* _TASK TO CARRY OUT_: Pick out each line of the records in which the word "price" appears.

* _PROVIDED RECORDS_:
==========

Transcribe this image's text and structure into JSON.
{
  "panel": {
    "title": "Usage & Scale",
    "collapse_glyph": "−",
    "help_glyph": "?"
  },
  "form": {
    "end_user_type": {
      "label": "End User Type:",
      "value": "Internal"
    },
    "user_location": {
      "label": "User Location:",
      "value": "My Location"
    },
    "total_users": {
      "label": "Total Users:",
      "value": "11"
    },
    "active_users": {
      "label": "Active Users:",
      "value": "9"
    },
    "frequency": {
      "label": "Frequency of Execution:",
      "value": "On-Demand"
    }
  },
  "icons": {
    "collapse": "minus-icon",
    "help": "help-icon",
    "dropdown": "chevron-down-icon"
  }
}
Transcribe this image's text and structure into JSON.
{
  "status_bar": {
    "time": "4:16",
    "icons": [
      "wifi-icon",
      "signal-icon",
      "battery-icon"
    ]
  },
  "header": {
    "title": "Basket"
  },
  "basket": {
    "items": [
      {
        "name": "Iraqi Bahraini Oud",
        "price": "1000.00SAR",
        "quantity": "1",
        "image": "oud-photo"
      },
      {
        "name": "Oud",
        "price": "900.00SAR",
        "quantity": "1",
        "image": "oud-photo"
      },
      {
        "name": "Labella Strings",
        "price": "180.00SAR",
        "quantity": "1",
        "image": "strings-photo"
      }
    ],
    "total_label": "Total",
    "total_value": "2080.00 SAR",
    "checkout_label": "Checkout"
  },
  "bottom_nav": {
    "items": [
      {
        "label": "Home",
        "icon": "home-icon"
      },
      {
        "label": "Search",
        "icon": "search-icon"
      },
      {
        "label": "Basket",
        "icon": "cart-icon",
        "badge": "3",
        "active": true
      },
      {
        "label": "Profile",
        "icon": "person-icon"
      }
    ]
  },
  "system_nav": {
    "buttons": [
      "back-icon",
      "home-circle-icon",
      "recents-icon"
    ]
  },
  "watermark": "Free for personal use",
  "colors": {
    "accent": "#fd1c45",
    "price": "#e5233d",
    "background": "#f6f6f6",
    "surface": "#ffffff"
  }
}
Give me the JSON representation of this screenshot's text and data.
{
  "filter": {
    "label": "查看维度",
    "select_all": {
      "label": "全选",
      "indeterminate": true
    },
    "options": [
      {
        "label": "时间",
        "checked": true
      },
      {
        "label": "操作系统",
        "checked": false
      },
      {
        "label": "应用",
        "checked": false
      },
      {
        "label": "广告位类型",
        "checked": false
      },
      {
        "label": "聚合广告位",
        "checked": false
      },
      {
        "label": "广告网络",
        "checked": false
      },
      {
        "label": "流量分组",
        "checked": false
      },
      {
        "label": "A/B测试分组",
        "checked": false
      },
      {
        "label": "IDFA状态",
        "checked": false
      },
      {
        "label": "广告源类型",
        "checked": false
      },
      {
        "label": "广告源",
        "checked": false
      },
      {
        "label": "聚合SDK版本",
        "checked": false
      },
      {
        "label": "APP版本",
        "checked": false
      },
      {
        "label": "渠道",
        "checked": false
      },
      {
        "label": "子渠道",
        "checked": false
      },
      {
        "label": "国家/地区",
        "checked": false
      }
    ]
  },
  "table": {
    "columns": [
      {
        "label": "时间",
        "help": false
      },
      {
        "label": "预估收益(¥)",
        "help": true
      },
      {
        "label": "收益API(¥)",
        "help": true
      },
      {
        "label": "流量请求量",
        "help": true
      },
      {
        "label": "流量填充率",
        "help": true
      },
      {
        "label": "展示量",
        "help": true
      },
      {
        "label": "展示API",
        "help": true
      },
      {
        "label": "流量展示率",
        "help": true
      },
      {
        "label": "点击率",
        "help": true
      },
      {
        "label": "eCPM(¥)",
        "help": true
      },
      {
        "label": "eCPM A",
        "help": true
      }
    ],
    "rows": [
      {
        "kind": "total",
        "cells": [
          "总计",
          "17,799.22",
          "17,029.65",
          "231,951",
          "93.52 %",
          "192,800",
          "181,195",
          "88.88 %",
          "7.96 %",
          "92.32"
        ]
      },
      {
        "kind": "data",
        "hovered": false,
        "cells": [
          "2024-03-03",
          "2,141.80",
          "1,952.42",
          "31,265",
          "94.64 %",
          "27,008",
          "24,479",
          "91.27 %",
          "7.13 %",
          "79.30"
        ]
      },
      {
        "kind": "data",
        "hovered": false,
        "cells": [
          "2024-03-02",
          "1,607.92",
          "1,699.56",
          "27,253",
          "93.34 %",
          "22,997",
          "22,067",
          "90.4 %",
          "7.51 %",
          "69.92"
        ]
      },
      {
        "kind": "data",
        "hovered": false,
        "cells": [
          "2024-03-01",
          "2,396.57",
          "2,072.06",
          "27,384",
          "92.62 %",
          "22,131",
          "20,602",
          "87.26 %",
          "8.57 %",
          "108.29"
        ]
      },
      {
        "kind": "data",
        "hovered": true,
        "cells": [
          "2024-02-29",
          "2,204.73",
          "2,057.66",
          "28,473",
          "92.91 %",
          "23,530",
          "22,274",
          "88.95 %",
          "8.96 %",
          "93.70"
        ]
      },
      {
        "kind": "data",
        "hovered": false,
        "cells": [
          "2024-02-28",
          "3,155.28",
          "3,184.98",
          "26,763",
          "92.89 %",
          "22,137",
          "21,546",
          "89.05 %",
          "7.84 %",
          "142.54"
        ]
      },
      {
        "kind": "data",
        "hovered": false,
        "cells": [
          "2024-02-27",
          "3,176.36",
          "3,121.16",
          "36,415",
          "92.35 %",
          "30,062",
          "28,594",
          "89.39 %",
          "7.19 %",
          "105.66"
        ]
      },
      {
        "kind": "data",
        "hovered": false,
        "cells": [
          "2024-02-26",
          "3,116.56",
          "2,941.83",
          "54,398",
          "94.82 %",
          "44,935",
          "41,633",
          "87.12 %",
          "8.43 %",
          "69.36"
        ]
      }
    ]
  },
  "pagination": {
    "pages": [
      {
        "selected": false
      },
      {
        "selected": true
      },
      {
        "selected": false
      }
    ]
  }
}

==========

* _EXPECTED ANSWER_:
        "price": "1000.00SAR",
        "price": "900.00SAR",
        "price": "180.00SAR",
    "price": "#e5233d",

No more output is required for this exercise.